TASK INSTRUCTIONS. Write out exactly the lines running from the one with "Serialize everything readable" to the end of the data, including both of those lines and excluding pictures.

---

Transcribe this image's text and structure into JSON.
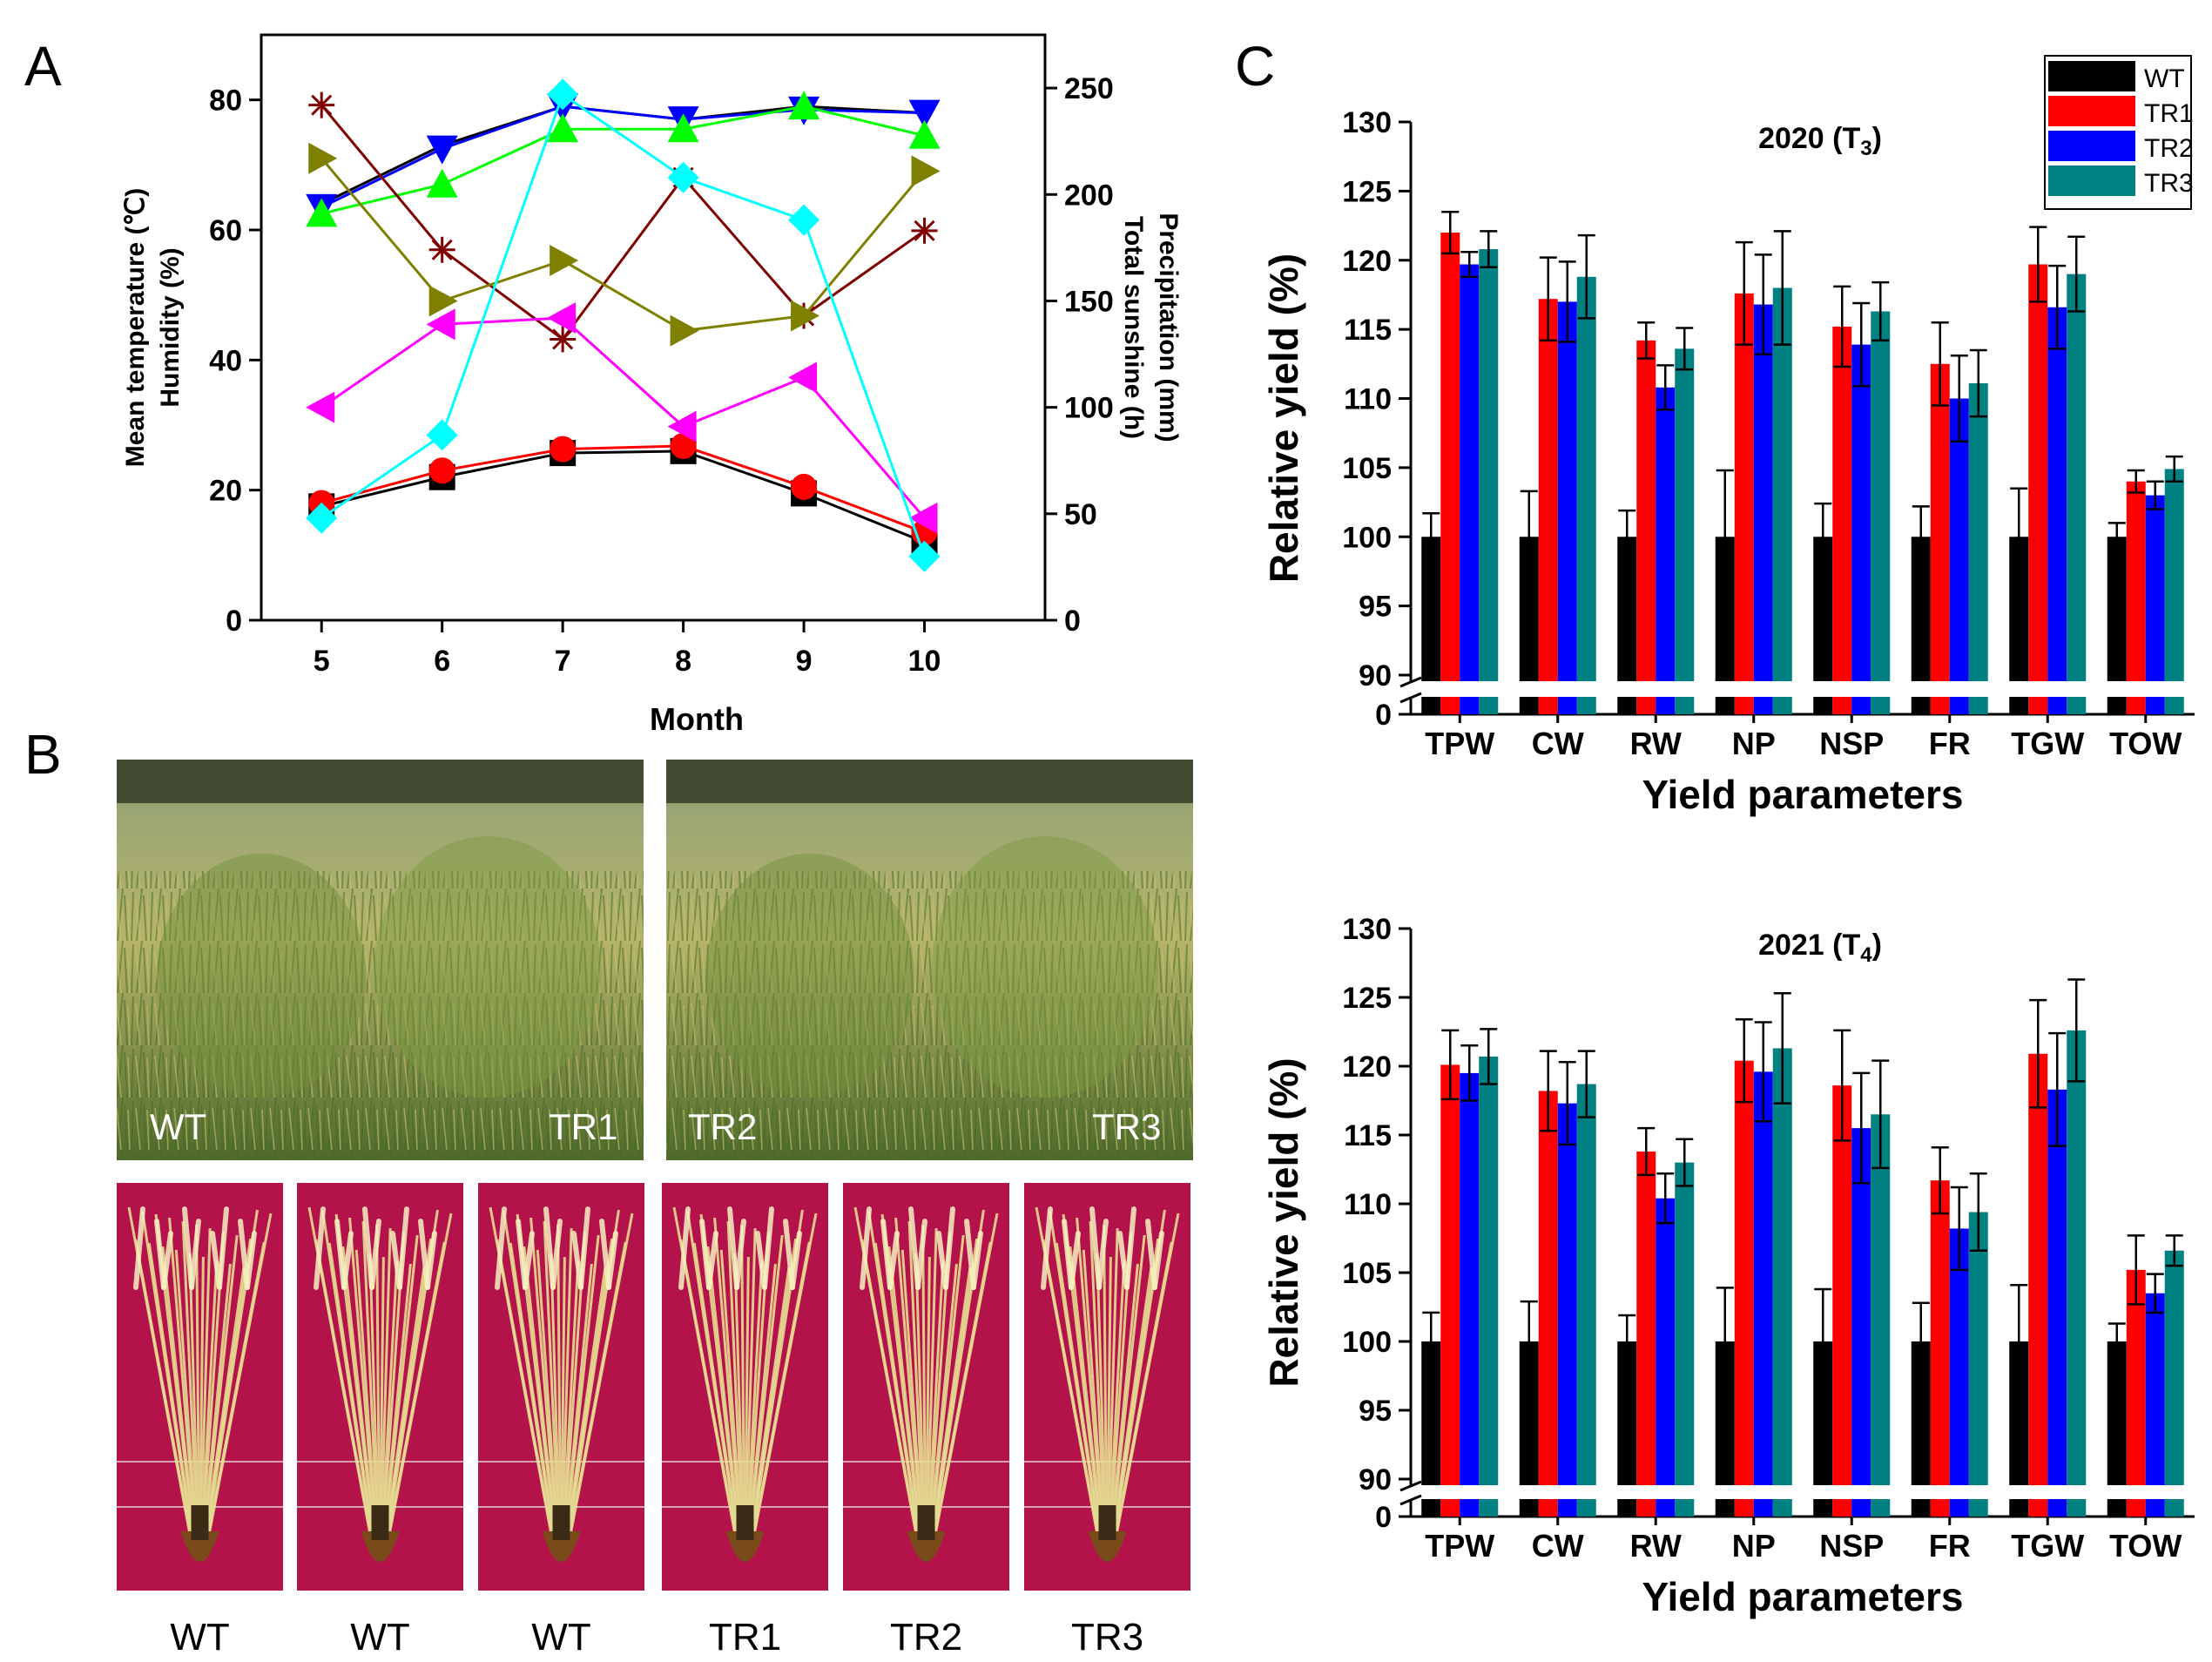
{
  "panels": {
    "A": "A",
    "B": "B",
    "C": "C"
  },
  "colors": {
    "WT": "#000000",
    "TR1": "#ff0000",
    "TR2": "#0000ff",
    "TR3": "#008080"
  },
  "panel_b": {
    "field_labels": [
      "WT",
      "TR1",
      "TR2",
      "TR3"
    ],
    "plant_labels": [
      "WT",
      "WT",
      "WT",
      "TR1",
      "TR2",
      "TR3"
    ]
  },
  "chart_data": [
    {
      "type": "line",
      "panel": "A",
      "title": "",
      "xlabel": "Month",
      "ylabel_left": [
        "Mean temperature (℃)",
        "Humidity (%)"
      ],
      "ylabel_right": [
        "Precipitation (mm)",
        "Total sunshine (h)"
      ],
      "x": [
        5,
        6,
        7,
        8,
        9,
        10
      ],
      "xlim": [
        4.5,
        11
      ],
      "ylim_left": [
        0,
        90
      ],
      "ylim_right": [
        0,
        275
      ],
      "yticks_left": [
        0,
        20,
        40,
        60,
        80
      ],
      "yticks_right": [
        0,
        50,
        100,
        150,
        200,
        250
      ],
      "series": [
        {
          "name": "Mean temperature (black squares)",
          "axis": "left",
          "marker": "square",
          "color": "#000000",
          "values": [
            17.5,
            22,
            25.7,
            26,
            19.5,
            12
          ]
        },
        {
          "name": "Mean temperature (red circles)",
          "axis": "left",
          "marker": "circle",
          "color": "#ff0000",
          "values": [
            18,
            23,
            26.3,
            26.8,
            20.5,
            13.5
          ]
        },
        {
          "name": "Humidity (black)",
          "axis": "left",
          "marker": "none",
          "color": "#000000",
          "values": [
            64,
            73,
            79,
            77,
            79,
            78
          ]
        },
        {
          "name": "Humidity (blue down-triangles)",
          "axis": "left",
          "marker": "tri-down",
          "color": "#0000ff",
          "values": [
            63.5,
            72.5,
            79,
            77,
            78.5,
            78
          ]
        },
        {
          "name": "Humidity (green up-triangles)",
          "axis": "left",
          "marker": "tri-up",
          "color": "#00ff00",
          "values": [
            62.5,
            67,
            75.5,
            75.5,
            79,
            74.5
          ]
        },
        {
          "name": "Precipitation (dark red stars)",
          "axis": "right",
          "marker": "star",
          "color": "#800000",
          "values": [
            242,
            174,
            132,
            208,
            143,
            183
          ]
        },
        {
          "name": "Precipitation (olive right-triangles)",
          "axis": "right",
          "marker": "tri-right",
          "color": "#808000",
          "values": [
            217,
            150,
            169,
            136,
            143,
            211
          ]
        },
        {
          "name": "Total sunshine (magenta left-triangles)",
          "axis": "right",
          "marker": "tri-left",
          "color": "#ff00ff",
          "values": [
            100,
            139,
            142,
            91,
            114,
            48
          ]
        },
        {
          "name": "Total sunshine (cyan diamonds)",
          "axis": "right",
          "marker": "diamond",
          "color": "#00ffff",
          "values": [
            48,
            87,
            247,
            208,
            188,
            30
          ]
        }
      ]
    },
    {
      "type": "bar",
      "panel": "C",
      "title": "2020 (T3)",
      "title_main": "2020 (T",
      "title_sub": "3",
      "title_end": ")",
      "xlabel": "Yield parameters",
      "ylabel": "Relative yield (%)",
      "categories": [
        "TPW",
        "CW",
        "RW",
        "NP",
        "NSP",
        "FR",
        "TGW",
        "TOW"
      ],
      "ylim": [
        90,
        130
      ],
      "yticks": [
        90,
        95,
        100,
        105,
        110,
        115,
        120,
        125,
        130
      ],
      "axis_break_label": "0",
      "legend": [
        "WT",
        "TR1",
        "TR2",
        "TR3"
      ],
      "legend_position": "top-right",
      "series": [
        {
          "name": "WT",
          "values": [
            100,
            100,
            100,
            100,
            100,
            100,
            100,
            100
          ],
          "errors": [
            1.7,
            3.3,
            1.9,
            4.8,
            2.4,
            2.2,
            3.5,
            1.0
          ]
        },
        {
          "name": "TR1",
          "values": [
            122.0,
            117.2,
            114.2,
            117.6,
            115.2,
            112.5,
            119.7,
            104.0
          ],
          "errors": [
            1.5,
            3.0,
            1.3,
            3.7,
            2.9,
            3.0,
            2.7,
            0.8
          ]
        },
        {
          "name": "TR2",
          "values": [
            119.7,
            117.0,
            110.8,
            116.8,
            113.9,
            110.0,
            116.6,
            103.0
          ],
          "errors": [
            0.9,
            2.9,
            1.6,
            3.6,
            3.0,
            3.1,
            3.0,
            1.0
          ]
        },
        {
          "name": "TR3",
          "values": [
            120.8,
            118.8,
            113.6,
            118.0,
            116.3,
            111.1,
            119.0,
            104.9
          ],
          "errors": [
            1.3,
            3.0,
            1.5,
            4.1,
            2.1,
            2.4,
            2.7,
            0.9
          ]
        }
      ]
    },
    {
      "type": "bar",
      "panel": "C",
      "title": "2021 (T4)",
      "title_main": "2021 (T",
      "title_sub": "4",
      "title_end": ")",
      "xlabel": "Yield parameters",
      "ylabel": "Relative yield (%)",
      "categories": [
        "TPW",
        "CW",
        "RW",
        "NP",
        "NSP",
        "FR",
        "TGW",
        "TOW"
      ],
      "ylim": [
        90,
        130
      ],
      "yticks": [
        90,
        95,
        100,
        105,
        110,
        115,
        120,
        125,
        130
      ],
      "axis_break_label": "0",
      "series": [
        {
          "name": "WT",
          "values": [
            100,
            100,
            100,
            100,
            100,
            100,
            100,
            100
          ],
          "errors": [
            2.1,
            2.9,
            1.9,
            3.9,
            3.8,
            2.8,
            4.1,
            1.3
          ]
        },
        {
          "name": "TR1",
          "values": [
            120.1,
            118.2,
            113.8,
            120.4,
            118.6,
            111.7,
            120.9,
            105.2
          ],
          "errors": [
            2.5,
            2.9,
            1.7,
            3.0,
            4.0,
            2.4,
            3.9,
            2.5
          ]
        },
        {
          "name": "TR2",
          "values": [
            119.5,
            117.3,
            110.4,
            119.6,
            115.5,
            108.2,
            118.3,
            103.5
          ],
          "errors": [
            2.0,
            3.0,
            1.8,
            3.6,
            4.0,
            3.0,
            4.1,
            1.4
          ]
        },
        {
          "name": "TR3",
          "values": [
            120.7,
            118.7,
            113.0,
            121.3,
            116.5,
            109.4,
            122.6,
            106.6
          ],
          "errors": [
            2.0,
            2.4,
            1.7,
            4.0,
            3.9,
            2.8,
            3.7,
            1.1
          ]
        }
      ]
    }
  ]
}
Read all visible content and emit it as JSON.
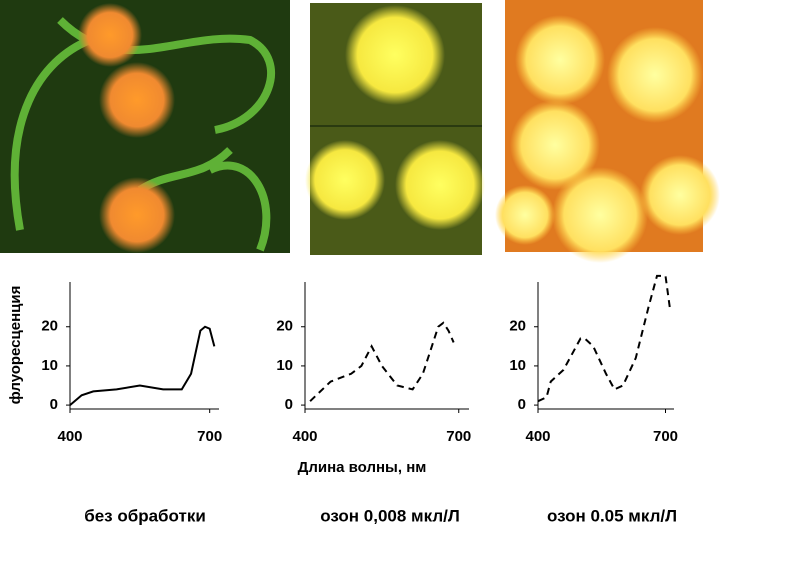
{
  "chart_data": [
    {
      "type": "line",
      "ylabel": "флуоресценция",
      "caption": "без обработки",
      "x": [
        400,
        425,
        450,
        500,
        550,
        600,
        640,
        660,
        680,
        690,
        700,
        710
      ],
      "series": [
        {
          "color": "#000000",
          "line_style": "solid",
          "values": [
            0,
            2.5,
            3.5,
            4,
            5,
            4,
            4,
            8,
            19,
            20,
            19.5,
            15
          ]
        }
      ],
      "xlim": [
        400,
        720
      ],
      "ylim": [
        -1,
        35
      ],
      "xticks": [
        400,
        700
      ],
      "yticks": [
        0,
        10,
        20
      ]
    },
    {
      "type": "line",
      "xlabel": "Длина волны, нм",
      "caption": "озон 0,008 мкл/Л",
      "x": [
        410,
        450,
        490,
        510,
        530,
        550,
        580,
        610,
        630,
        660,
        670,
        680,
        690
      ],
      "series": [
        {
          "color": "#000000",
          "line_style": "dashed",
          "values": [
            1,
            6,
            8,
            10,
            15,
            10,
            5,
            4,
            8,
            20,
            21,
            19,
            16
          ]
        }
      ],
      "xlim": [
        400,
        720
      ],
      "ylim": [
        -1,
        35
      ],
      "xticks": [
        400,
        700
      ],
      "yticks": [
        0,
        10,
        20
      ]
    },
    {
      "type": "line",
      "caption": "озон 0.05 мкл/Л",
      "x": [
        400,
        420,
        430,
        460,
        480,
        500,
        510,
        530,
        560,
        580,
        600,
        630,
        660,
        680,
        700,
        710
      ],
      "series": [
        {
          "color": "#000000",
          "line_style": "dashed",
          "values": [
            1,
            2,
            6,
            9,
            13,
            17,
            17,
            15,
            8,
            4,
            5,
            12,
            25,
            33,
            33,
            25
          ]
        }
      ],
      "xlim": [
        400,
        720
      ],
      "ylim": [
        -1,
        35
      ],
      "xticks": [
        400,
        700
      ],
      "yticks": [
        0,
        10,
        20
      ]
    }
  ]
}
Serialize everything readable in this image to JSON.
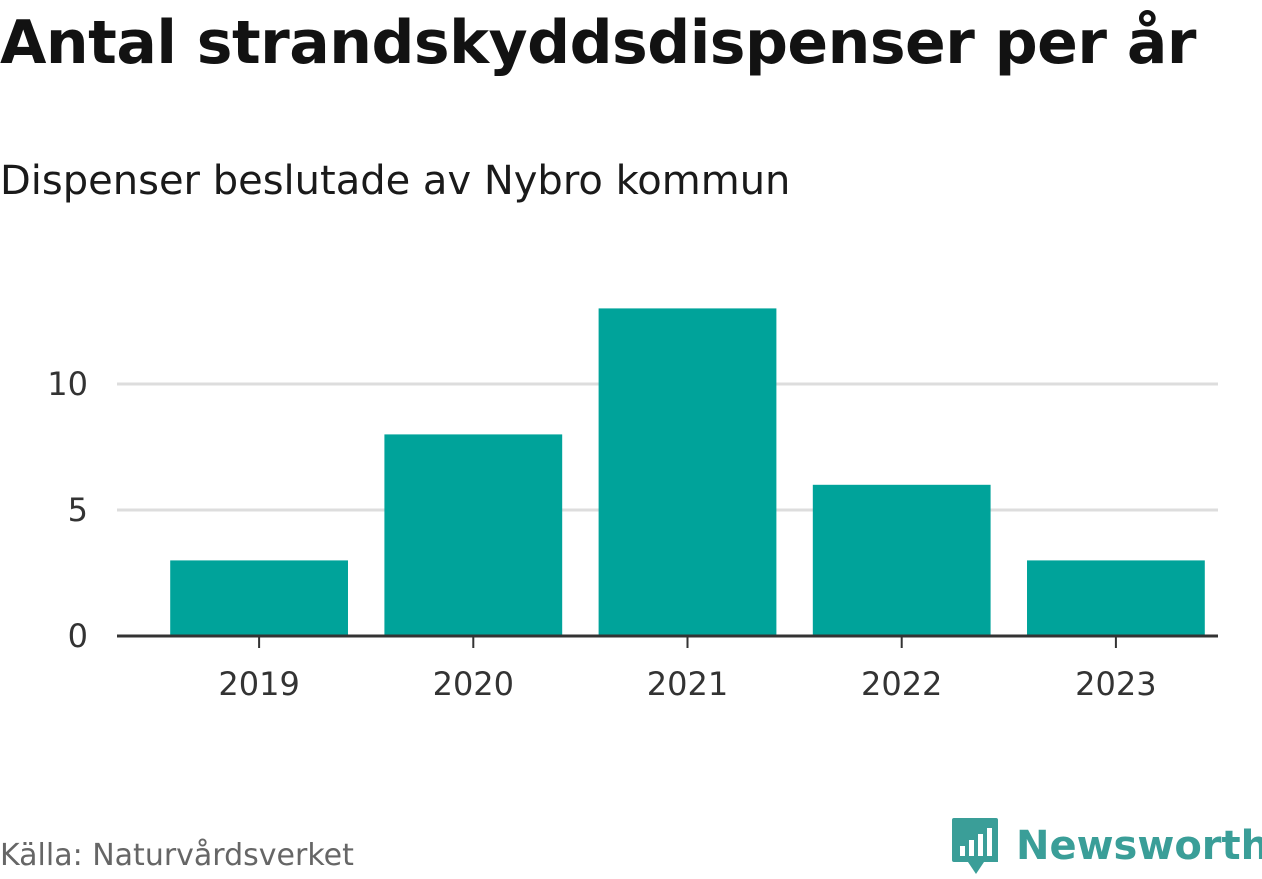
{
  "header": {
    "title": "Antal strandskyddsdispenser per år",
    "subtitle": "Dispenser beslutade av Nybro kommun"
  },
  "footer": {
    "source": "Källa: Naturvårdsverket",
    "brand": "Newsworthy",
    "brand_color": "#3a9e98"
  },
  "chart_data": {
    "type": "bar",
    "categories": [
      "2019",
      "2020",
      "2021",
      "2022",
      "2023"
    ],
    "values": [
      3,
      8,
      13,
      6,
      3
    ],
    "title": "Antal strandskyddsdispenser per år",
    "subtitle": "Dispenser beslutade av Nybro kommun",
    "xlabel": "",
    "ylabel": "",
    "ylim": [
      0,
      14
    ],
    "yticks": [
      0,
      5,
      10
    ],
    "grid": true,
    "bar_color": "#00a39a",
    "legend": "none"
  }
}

---

COMPLETE ANSWER.
Serialize everything readable in this image to JSON.
{
  "header": {
    "title": "Antal strandskyddsdispenser per år",
    "subtitle": "Dispenser beslutade av Nybro kommun"
  },
  "footer": {
    "source": "Källa: Naturvårdsverket",
    "brand": "Newsworthy",
    "brand_color": "#3a9e98"
  },
  "chart_data": {
    "type": "bar",
    "categories": [
      "2019",
      "2020",
      "2021",
      "2022",
      "2023"
    ],
    "values": [
      3,
      8,
      13,
      6,
      3
    ],
    "title": "Antal strandskyddsdispenser per år",
    "subtitle": "Dispenser beslutade av Nybro kommun",
    "xlabel": "",
    "ylabel": "",
    "ylim": [
      0,
      14
    ],
    "yticks": [
      0,
      5,
      10
    ],
    "grid": true,
    "bar_color": "#00a39a",
    "legend": "none"
  }
}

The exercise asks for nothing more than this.